-- start Extracted entries --

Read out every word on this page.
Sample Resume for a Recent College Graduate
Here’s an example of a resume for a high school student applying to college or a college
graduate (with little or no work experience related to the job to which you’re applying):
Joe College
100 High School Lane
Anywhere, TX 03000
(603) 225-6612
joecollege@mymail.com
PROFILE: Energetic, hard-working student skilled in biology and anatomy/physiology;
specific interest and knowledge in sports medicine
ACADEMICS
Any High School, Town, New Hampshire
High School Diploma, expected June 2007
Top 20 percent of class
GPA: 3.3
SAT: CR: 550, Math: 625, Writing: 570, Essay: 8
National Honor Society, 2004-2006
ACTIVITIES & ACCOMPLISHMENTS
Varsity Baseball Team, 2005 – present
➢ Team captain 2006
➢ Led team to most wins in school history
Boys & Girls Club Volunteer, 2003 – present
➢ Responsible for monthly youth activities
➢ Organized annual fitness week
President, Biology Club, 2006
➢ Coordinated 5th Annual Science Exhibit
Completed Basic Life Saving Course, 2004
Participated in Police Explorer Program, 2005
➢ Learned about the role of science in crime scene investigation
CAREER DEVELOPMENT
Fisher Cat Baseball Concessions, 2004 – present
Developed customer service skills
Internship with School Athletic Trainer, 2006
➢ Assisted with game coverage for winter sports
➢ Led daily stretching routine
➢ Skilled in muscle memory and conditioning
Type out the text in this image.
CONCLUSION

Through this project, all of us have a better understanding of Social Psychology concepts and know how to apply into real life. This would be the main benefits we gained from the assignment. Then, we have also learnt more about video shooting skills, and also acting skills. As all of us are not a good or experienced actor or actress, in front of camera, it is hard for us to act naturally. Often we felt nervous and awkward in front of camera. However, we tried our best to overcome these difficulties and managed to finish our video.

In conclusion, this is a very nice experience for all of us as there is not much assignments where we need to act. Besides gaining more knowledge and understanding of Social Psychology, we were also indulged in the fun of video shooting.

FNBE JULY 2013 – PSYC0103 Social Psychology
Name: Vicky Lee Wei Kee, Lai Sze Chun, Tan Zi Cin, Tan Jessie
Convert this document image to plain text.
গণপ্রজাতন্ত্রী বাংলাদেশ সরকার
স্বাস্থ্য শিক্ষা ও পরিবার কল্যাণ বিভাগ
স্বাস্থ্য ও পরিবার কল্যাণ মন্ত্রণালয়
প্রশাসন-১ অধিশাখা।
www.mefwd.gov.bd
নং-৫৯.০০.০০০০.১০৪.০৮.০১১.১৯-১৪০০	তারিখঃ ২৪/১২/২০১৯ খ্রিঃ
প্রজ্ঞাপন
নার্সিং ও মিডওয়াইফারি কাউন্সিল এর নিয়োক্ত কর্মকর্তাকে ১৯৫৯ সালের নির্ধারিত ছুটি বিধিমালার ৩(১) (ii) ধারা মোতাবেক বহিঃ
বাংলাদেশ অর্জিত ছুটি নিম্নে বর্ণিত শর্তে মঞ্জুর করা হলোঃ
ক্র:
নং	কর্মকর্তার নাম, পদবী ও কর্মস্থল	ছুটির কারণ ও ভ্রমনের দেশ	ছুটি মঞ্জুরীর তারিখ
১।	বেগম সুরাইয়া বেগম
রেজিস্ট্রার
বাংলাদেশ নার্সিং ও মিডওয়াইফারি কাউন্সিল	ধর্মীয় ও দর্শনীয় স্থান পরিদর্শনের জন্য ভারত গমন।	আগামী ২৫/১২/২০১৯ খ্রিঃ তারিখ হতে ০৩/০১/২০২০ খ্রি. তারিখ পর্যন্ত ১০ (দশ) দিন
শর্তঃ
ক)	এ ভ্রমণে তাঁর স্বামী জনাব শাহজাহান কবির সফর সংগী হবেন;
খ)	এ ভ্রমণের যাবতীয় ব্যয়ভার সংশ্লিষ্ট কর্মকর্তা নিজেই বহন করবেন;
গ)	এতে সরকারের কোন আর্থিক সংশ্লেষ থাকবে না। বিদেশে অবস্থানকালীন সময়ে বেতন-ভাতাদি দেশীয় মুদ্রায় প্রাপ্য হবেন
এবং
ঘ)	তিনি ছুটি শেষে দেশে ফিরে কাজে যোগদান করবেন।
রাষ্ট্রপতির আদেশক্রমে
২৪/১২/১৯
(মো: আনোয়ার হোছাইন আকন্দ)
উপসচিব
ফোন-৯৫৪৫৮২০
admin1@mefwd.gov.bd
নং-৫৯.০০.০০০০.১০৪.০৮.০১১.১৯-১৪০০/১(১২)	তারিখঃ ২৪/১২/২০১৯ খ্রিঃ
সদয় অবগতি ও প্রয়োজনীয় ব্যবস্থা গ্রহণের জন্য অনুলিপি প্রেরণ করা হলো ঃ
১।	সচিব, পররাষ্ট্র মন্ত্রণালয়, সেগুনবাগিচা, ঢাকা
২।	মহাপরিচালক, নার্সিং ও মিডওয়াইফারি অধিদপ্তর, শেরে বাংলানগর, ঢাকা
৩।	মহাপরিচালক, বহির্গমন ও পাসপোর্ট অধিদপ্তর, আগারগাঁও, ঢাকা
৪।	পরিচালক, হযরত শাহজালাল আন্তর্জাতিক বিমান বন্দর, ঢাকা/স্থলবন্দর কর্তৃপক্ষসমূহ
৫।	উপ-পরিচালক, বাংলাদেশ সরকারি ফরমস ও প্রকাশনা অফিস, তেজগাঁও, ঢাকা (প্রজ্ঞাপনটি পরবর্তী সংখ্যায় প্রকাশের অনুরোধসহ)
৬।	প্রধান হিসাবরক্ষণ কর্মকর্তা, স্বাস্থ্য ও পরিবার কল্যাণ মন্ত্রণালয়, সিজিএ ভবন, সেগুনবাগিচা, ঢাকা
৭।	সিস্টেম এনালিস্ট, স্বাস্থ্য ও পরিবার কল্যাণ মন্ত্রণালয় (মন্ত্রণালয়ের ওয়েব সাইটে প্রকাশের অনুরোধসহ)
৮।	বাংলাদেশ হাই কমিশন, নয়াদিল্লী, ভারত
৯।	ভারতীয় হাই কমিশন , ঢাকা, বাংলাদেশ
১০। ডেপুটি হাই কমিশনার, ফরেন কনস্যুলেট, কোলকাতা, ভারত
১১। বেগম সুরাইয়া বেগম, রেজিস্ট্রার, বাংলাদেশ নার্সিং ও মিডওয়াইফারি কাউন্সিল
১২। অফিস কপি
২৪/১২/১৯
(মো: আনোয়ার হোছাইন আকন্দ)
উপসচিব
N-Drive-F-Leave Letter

-- end Extracted entries --

_What this task involves:_
Isolate each line of the listing above that includes "student". Copy it.

_Written response:_
Here’s an example of a resume for a high school student applying to college or a college
PROFILE: Energetic, hard-working student skilled in biology and anatomy/physiology;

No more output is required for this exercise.